* [Texto fornecido]
==========
Liderança, em última análise, envolve a habilidade de definir a realidade para os demais. Enquanto o lider autoritário tenta forçar a realidade aos seus subordinados, a influência dos líderes democráticos é mais sutil e simbólica. Ele usa o seu tempo ouvindo, resumindo, integrando e orientando aquilo que está sendo dito, fazendo intervenções, juntando idéias, imagens e valores que ajudam os envolvidos a dar sentido à situação com a qual estão lidando. Nesse processo de administração do sentido, são muito utilizadas: as imagens, o teatro e a arte de ganhar sem romper verdadeiramente as regras do jogo.
9) Fatores estruturais: um dos aspectos mais surpreendentes que se descobre conversando com os membros de uma organização é que dificilmente alguém admite que tenha algum tipo de poder real. A esta altura do post, vale a pena mencionar o paradoxo: como podem existir tantas fontes de poder se existem tantos sentimentos de falta de poder? Pensemos nisso...
10) Finalmente, o poder que já se tem. O poder é uma via para o poder e, com frequência, é possível usá-lo para adquirir mais poder ainda.
Muito ainda há para ser discutido nesse tema. Não falamos da ambiguidade do poder, nem se ele pode ser compreendido como um fenômeno do comportamento interpessoal ou como manifestação de fatores estruturais instalados, nem ainda se as pessoas exercem o poder como seres autônomos ou como portadores de relações de poder que são o produto de forças mais fundamentais, e mais, se o poder é um recurso ou um relacionamento.
==========
* [Tarefa proposta] De acordo com o texto sobre liderança e poder, com frequência é possível usar o poder que já se tem para quê? Os dados não são necessários.

[Dados coletados]
==========
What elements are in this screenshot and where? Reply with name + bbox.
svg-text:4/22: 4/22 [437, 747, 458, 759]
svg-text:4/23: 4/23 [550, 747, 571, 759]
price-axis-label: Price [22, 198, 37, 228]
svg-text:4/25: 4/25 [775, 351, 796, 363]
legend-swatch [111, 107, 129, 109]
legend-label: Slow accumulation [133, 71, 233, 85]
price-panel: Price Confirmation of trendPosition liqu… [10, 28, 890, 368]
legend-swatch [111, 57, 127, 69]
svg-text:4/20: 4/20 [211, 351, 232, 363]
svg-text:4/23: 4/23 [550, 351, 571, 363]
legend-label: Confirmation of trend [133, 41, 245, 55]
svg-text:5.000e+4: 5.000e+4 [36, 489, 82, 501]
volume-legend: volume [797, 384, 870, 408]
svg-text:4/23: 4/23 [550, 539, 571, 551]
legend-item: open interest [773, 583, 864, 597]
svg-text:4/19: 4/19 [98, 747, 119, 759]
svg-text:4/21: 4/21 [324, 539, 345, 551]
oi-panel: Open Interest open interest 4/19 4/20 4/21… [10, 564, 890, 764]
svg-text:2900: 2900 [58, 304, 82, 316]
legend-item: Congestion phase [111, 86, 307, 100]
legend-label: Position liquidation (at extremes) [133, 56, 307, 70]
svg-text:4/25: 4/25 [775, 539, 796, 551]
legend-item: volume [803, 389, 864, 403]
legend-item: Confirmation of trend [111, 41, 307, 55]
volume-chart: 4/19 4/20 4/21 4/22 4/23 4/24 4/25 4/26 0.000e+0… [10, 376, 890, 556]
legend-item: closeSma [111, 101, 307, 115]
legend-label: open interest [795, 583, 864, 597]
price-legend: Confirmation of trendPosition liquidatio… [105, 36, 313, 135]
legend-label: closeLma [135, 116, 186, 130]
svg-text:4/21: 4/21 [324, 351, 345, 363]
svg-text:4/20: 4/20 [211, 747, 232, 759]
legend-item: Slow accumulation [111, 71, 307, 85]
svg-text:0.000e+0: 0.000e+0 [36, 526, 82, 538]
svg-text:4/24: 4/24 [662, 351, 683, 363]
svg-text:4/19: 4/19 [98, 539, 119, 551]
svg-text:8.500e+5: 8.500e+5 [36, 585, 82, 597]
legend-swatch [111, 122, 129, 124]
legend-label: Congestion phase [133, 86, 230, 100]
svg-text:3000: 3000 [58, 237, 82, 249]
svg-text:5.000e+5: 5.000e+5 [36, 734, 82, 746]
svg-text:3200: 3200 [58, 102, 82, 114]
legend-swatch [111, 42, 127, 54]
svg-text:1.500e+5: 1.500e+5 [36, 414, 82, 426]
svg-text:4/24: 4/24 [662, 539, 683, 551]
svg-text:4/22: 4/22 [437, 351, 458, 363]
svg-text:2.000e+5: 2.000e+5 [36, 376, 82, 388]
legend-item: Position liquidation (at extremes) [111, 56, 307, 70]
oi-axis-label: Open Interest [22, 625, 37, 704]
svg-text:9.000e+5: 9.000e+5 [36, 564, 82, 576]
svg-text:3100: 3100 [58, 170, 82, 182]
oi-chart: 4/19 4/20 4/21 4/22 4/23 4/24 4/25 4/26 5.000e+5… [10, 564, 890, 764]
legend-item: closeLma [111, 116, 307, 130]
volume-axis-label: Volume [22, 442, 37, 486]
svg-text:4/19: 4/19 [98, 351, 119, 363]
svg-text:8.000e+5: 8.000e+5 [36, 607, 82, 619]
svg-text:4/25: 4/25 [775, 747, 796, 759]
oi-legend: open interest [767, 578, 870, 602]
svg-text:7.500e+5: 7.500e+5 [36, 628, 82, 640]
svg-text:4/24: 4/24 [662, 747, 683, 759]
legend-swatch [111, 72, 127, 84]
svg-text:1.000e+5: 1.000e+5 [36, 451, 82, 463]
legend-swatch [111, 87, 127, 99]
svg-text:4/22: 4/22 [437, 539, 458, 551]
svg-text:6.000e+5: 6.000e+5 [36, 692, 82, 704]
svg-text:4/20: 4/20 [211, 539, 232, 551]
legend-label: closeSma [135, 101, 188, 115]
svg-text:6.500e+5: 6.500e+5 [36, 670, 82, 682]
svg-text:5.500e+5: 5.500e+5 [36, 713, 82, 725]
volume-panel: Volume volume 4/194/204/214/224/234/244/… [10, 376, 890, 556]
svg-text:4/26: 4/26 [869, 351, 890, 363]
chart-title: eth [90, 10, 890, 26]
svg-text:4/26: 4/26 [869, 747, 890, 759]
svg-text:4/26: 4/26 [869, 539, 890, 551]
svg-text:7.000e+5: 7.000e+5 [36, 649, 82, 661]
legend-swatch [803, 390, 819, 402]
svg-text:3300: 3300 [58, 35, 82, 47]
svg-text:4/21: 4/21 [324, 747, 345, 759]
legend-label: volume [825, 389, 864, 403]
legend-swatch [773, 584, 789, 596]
==========
* [Resposta] Para adquirir mais poder ainda.